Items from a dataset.
◇ ◇ ◇ ◇ ◇ ◇ ◇

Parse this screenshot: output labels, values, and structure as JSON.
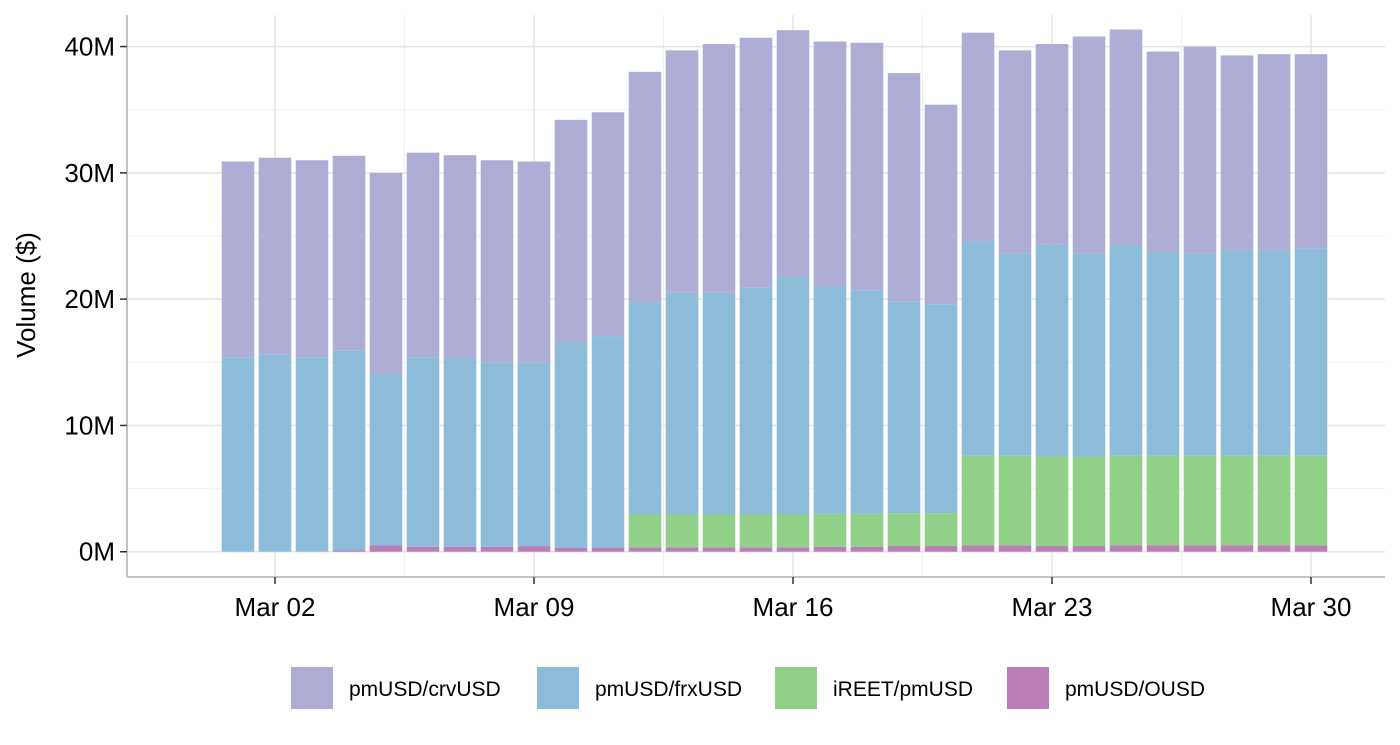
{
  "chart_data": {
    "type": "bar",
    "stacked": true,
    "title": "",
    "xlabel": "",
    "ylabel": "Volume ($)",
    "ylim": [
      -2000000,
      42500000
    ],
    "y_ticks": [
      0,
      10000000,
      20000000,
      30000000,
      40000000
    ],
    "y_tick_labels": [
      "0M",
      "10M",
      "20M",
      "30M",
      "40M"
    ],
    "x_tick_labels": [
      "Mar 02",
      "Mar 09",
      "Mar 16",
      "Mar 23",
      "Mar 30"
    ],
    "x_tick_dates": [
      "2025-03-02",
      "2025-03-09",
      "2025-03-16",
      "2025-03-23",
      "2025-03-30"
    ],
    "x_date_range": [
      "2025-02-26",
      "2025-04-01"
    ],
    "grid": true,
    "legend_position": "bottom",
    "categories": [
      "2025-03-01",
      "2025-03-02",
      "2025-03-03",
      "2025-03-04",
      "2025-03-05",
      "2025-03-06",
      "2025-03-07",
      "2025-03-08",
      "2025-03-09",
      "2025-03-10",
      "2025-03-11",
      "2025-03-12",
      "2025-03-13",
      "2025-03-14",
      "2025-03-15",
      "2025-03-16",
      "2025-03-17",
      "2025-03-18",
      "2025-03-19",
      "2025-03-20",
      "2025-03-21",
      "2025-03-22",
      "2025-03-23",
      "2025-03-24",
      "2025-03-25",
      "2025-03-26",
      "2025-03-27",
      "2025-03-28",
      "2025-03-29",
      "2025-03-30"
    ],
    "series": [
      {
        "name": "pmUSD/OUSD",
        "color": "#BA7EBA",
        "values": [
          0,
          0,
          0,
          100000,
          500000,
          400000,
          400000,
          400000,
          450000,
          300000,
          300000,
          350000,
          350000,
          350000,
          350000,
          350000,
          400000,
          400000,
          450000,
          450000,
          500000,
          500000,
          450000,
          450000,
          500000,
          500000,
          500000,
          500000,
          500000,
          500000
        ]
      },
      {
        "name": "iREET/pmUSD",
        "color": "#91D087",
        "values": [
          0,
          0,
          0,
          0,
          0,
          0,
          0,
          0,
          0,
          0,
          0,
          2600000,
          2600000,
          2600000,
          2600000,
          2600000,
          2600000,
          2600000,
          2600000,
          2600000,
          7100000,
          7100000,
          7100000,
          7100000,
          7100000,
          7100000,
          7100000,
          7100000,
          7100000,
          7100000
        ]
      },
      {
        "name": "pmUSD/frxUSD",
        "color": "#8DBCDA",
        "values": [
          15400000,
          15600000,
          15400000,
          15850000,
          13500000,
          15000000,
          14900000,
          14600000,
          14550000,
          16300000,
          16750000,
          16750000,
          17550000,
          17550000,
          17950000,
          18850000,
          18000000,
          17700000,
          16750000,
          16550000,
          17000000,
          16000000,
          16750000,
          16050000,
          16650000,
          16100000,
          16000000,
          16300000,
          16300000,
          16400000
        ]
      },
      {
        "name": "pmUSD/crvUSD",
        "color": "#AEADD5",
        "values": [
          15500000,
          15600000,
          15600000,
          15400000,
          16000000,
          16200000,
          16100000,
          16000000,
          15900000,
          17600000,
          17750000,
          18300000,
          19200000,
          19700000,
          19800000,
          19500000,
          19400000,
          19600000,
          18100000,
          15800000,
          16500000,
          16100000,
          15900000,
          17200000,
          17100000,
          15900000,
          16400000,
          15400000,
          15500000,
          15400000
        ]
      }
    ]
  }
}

◇ ◇ ◇ ◇ ◇ ◇ ◇

Search the material above for "color". Pull out each line where it shows up.

Exercise result.
        "color": "#BA7EBA",
        "color": "#91D087",
        "color": "#8DBCDA",
        "color": "#AEADD5",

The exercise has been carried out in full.